------ GIVEN ENTRIES
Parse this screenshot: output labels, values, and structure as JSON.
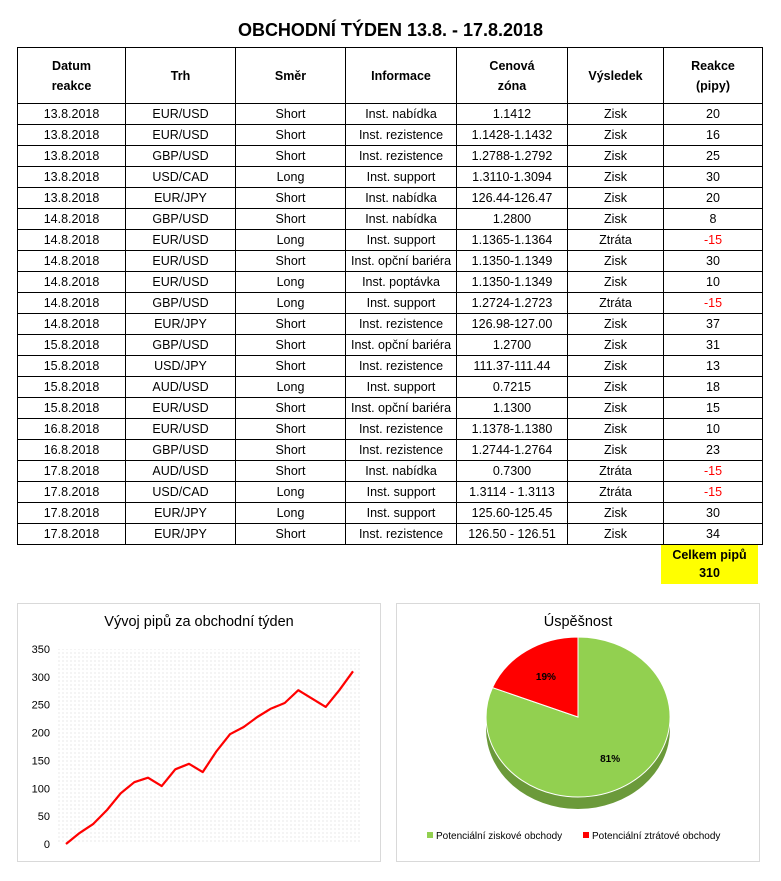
{
  "title": "OBCHODNÍ TÝDEN 13.8. - 17.8.2018",
  "table": {
    "headers": [
      "Datum\nreakce",
      "Trh",
      "Směr",
      "Informace",
      "Cenová\nzóna",
      "Výsledek",
      "Reakce\n(pipy)"
    ],
    "rows": [
      [
        "13.8.2018",
        "EUR/USD",
        "Short",
        "Inst. nabídka",
        "1.1412",
        "Zisk",
        "20"
      ],
      [
        "13.8.2018",
        "EUR/USD",
        "Short",
        "Inst. rezistence",
        "1.1428-1.1432",
        "Zisk",
        "16"
      ],
      [
        "13.8.2018",
        "GBP/USD",
        "Short",
        "Inst. rezistence",
        "1.2788-1.2792",
        "Zisk",
        "25"
      ],
      [
        "13.8.2018",
        "USD/CAD",
        "Long",
        "Inst. support",
        "1.3110-1.3094",
        "Zisk",
        "30"
      ],
      [
        "13.8.2018",
        "EUR/JPY",
        "Short",
        "Inst. nabídka",
        "126.44-126.47",
        "Zisk",
        "20"
      ],
      [
        "14.8.2018",
        "GBP/USD",
        "Short",
        "Inst. nabídka",
        "1.2800",
        "Zisk",
        "8"
      ],
      [
        "14.8.2018",
        "EUR/USD",
        "Long",
        "Inst. support",
        "1.1365-1.1364",
        "Ztráta",
        "-15"
      ],
      [
        "14.8.2018",
        "EUR/USD",
        "Short",
        "Inst. opční bariéra",
        "1.1350-1.1349",
        "Zisk",
        "30"
      ],
      [
        "14.8.2018",
        "EUR/USD",
        "Long",
        "Inst. poptávka",
        "1.1350-1.1349",
        "Zisk",
        "10"
      ],
      [
        "14.8.2018",
        "GBP/USD",
        "Long",
        "Inst. support",
        "1.2724-1.2723",
        "Ztráta",
        "-15"
      ],
      [
        "14.8.2018",
        "EUR/JPY",
        "Short",
        "Inst. rezistence",
        "126.98-127.00",
        "Zisk",
        "37"
      ],
      [
        "15.8.2018",
        "GBP/USD",
        "Short",
        "Inst. opční bariéra",
        "1.2700",
        "Zisk",
        "31"
      ],
      [
        "15.8.2018",
        "USD/JPY",
        "Short",
        "Inst. rezistence",
        "111.37-111.44",
        "Zisk",
        "13"
      ],
      [
        "15.8.2018",
        "AUD/USD",
        "Long",
        "Inst. support",
        "0.7215",
        "Zisk",
        "18"
      ],
      [
        "15.8.2018",
        "EUR/USD",
        "Short",
        "Inst. opční bariéra",
        "1.1300",
        "Zisk",
        "15"
      ],
      [
        "16.8.2018",
        "EUR/USD",
        "Short",
        "Inst. rezistence",
        "1.1378-1.1380",
        "Zisk",
        "10"
      ],
      [
        "16.8.2018",
        "GBP/USD",
        "Short",
        "Inst. rezistence",
        "1.2744-1.2764",
        "Zisk",
        "23"
      ],
      [
        "17.8.2018",
        "AUD/USD",
        "Short",
        "Inst. nabídka",
        "0.7300",
        "Ztráta",
        "-15"
      ],
      [
        "17.8.2018",
        "USD/CAD",
        "Long",
        "Inst. support",
        "1.3114 - 1.3113",
        "Ztráta",
        "-15"
      ],
      [
        "17.8.2018",
        "EUR/JPY",
        "Long",
        "Inst. support",
        "125.60-125.45",
        "Zisk",
        "30"
      ],
      [
        "17.8.2018",
        "EUR/JPY",
        "Short",
        "Inst. rezistence",
        "126.50 - 126.51",
        "Zisk",
        "34"
      ]
    ]
  },
  "total": {
    "label": "Celkem pipů",
    "value": "310"
  },
  "colors": {
    "line": "#ff0000",
    "pie_win": "#92d050",
    "pie_loss": "#ff0000",
    "highlight": "#ffff00"
  },
  "chart_data": [
    {
      "type": "line",
      "title": "Vývoj pipů za obchodní týden",
      "xlabel": "",
      "ylabel": "",
      "ylim": [
        0,
        350
      ],
      "yticks": [
        0,
        50,
        100,
        150,
        200,
        250,
        300,
        350
      ],
      "grid": true,
      "series": [
        {
          "values": [
            0,
            20,
            36,
            61,
            91,
            111,
            119,
            104,
            134,
            144,
            129,
            166,
            197,
            210,
            228,
            243,
            253,
            276,
            261,
            246,
            276,
            310
          ]
        }
      ]
    },
    {
      "type": "pie",
      "title": "Úspěšnost",
      "labels": [
        "Potenciální ziskové obchody",
        "Potenciální ztrátové obchody"
      ],
      "values": [
        81,
        19
      ],
      "data_labels": [
        "81%",
        "19%"
      ],
      "legend": "bottom"
    }
  ]
}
------------
Ascertain the number of lines in the entries that include the word "values", and report only that number.

TASK RESULT – 3